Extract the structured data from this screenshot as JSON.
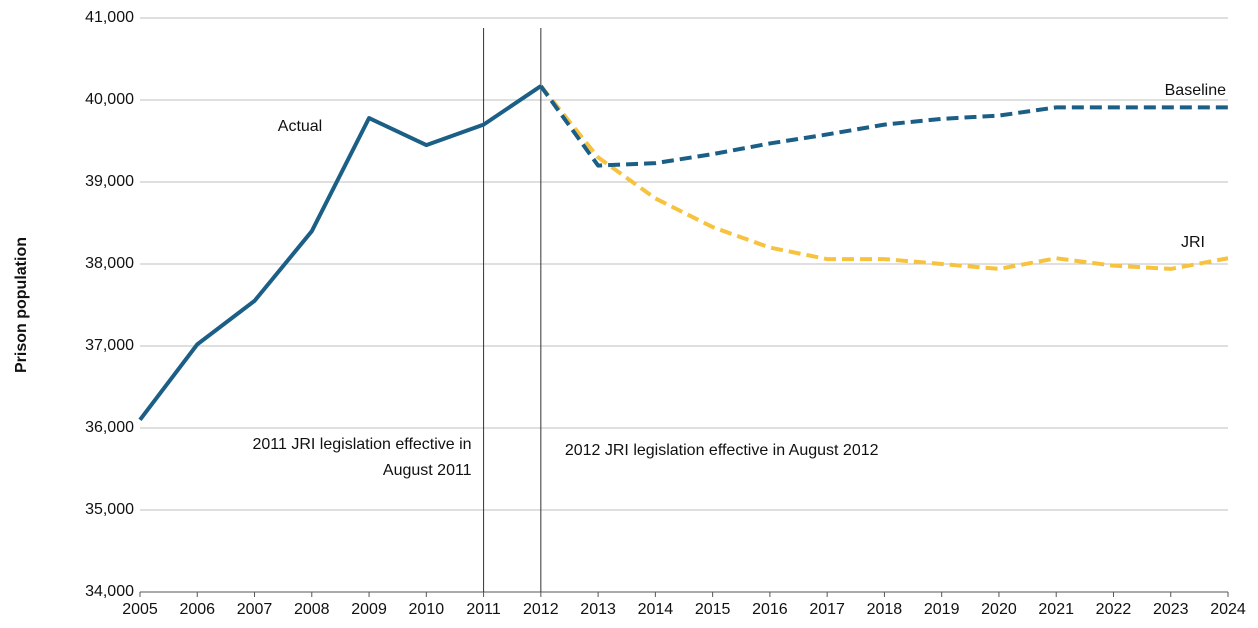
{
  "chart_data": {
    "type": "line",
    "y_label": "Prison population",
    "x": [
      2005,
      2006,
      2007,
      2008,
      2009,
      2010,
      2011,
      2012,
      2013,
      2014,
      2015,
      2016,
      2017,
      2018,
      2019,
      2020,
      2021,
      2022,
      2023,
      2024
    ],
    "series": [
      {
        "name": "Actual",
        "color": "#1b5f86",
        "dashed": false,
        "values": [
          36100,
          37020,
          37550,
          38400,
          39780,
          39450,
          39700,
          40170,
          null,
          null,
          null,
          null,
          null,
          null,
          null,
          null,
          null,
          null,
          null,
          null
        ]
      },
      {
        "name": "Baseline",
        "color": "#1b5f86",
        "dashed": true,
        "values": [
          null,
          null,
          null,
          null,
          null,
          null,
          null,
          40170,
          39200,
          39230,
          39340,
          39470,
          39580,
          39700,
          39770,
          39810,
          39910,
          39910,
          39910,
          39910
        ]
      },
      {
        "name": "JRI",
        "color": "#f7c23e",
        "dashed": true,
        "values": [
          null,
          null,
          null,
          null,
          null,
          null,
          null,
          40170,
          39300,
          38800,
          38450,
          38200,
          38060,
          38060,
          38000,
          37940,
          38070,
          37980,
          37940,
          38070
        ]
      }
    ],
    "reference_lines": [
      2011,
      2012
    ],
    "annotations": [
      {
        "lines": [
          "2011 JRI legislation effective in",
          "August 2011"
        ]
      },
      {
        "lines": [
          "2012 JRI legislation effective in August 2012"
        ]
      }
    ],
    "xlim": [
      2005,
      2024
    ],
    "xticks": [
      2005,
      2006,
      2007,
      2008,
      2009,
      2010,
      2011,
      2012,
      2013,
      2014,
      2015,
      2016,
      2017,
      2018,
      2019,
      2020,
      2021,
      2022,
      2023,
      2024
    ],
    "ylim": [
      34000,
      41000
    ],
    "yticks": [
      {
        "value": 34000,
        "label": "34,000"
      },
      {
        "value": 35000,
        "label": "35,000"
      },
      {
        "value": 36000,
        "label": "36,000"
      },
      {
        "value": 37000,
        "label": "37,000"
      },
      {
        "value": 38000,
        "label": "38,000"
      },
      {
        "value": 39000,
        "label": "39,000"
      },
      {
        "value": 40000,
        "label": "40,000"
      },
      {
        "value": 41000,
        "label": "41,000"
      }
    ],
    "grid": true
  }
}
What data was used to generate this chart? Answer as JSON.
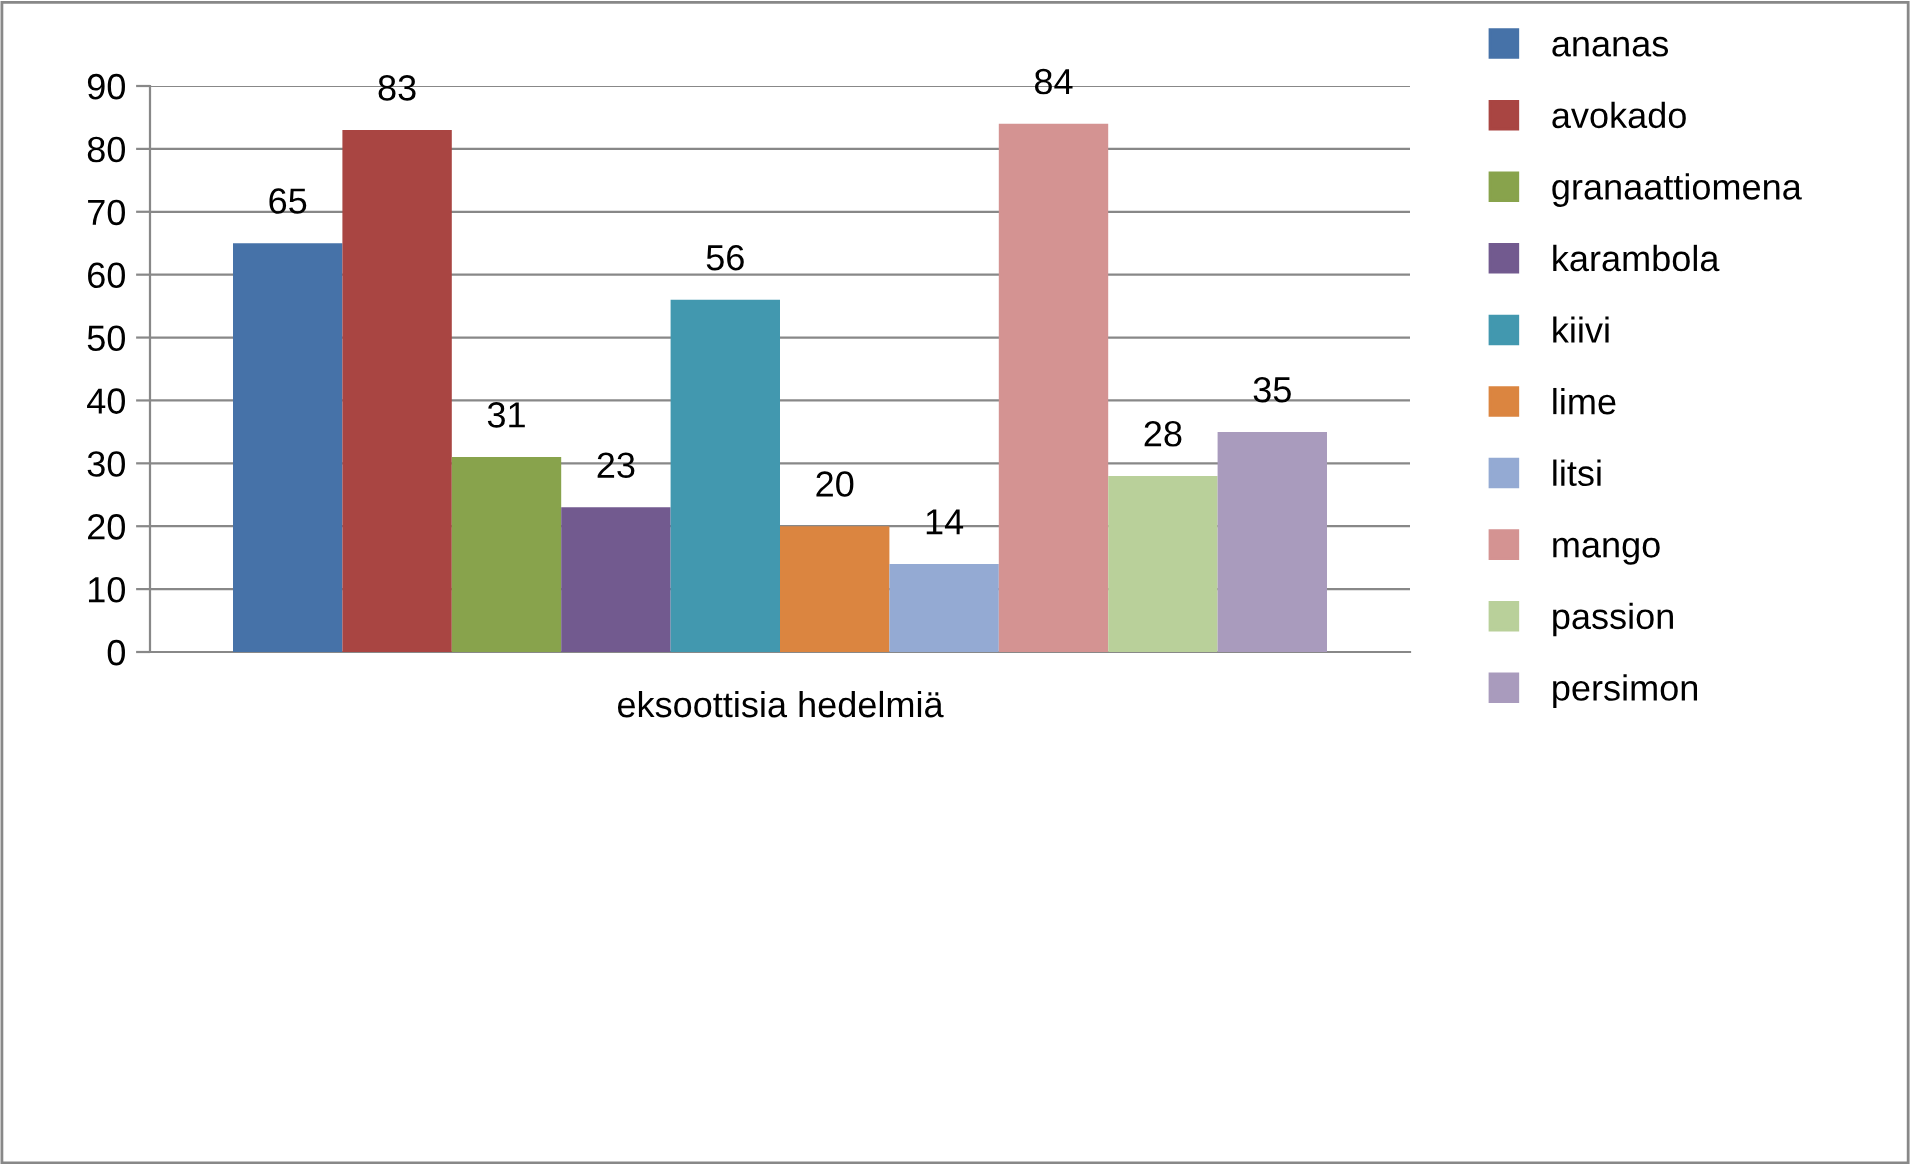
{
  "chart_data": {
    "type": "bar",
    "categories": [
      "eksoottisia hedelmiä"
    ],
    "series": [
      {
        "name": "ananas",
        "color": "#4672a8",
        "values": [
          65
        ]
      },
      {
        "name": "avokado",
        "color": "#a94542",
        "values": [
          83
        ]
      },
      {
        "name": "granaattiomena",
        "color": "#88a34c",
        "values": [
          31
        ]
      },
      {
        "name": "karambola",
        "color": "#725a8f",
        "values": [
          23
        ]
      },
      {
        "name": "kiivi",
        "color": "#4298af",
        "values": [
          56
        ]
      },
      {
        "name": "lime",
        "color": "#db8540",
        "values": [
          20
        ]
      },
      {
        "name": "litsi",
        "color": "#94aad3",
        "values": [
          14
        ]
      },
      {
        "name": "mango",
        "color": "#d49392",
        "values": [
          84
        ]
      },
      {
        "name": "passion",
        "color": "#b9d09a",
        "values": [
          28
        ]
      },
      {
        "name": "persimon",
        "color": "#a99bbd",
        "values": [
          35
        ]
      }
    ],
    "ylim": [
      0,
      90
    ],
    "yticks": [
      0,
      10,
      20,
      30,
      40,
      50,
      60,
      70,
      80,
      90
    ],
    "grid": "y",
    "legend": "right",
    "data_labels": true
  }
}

• • • • •

Required task. Of the lines above, how many hold the word "effective"? Say the number alone.

Task output. 2